SUPPLIED PASSAGE:
Re: So all it does...
>>>>But no, you as per usual have thought in your benighted wisdom that writing something which goes through a list of ones and noughts and checks them against a list of other ones and noughts is trivial and that therefore this is trivial. "
>>Because it IS trivial
You seem to have skipped over the preceding paragraph which explained that this does more than that. You haven't understood the point. Poster sees something that does X,Y and Z. Responds that it is rubbish because Z "is easy". I point out that it saying Z is trivial doesn't mean the project is trivial or useless. You respond, missing the point completely, saying "but Z IS trivial".
At least read what I have written, not just select out some part in isolation.
>>What's to stop a malware from altering the list so that its blacklist includes useful programs? AVs produce false positives by accident all the time; what's to stop them being done intentionally? As for the scanning process itself, it's still software, and software can be subverted.

PROBLEM 1: In one to three sentences, explain why the writer of the forum reply holds that calling Z trivial does not make the project trivial.
PROBLEM 2: Extend the forum reply past its final quoted paragraph by writing the poster's next response.
The entries that come next are separate material, unrelated to the forum reply.

PROVIDED DATA:
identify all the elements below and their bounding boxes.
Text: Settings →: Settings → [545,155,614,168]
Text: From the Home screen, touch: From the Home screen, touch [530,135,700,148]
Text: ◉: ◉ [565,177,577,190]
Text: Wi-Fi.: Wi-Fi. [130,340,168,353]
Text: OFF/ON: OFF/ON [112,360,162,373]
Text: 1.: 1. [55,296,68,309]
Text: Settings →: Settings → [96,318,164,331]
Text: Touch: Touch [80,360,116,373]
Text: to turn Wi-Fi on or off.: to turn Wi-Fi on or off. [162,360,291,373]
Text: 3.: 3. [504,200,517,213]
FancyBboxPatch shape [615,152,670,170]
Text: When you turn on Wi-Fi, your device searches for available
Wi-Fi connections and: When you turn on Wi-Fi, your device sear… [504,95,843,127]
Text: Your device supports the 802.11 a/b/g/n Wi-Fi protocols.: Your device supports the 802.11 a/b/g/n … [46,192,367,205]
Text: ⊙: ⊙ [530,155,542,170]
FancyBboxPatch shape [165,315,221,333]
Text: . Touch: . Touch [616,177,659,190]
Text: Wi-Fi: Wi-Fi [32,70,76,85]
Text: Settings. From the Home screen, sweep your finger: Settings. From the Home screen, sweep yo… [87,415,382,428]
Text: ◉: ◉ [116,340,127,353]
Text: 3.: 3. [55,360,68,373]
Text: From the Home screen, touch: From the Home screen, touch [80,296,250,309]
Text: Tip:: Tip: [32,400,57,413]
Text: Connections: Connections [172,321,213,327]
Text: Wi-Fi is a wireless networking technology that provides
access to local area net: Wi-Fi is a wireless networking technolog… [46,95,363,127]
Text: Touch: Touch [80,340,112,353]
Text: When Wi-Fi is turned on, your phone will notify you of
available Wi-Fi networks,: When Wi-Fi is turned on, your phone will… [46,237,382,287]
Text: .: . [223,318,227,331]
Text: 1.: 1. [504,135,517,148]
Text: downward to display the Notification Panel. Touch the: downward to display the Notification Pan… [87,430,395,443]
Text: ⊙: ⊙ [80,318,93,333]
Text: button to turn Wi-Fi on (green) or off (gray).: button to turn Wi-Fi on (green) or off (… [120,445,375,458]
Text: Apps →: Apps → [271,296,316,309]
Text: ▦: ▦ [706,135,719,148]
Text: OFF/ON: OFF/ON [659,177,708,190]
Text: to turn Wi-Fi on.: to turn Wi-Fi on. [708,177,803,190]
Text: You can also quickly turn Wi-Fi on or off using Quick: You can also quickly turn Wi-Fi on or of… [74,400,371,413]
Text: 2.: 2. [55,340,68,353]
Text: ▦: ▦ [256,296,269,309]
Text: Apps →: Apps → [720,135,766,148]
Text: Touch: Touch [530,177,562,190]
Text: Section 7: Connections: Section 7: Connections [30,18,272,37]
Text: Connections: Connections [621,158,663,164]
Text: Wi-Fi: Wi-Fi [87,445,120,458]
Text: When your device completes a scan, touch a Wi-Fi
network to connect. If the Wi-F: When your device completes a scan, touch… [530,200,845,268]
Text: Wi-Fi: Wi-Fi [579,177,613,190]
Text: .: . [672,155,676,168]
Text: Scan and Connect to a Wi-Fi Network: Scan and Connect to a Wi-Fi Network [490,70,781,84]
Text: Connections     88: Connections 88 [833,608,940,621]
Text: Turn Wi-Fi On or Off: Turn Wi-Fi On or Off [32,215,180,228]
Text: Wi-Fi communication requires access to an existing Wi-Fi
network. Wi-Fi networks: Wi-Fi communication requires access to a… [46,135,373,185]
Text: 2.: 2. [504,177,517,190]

ANSWER SPACE 1: The project does more than Z. It does X, Y and Z, so one easy part does not make the whole project trivial or useless. The writer had explained this in the preceding paragraph, and the other poster skipped over it.

ANSWER SPACE 2:
The same things that stop malware from subverting anti-malware software today. This is an API that vendors like Kapersky can plug into. It enhances the range of their capabilities if they choose to use it. You seem to be taking an argumentative tack that if you can make some vague generalization such as "software can be subverted", it is good to dismiss these new features. Whereas I take the tack that giving anti-malware vendors more capabilities such as in-memory scanning and source-reputation scoring is a good thing.
If you're upset that the anti-malware software or OS, is "software", then perhaps you would be interested in the tool MS announced a couple of months ago that runs security from a separate Hyper-V instance that exists in parallel running directly from the hardware. There is not only one security measure in place. This is one part of a security in depth approach.